Set task
Extract every line of the material below and reproduce it faithfully.

* Start Input rows *

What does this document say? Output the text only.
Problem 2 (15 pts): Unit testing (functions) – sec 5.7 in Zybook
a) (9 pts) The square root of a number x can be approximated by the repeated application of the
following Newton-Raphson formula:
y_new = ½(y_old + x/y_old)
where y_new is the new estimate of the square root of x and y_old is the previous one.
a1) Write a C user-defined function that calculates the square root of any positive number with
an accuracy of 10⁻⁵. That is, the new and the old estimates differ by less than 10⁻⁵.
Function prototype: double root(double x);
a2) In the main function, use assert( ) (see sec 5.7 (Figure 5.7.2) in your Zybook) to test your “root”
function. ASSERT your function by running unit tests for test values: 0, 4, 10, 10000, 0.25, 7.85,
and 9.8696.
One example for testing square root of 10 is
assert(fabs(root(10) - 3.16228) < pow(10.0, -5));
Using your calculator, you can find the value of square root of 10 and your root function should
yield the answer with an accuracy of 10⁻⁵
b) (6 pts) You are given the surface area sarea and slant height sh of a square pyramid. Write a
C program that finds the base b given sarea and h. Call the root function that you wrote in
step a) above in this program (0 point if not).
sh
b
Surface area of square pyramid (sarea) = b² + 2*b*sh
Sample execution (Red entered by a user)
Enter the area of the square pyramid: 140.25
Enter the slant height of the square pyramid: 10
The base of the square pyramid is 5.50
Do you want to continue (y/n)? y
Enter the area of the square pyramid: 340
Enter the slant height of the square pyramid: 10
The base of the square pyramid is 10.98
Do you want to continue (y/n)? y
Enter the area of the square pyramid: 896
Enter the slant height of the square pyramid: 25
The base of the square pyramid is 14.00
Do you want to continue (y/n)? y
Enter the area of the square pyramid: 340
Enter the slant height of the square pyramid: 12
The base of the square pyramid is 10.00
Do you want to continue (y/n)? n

* End Input rows *

Task solution
What does this document say? Output the text only.
Problem 2 (15 pts): Unit testing (functions) – sec 5.7 in Zybook
a) (9 pts) The square root of a number x can be approximated by the repeated application of the
following Newton-Raphson formula:
y_new = ½(y_old + x/y_old)
where y_new is the new estimate of the square root of x and y_old is the previous one.
a1) Write a C user-defined function that calculates the square root of any positive number with
an accuracy of 10⁻⁵. That is, the new and the old estimates differ by less than 10⁻⁵.
Function prototype: double root(double x);
a2) In the main function, use assert( ) (see sec 5.7 (Figure 5.7.2) in your Zybook) to test your “root”
function. ASSERT your function by running unit tests for test values: 0, 4, 10, 10000, 0.25, 7.85,
and 9.8696.
One example for testing square root of 10 is
assert(fabs(root(10) - 3.16228) < pow(10.0, -5));
Using your calculator, you can find the value of square root of 10 and your root function should
yield the answer with an accuracy of 10⁻⁵
b) (6 pts) You are given the surface area sarea and slant height sh of a square pyramid. Write a
C program that finds the base b given sarea and h. Call the root function that you wrote in
step a) above in this program (0 point if not).
sh
b
Surface area of square pyramid (sarea) = b² + 2*b*sh
Sample execution (Red entered by a user)
Enter the area of the square pyramid: 140.25
Enter the slant height of the square pyramid: 10
The base of the square pyramid is 5.50
Do you want to continue (y/n)? y
Enter the area of the square pyramid: 340
Enter the slant height of the square pyramid: 10
The base of the square pyramid is 10.98
Do you want to continue (y/n)? y
Enter the area of the square pyramid: 896
Enter the slant height of the square pyramid: 25
The base of the square pyramid is 14.00
Do you want to continue (y/n)? y
Enter the area of the square pyramid: 340
Enter the slant height of the square pyramid: 12
The base of the square pyramid is 10.00
Do you want to continue (y/n)? n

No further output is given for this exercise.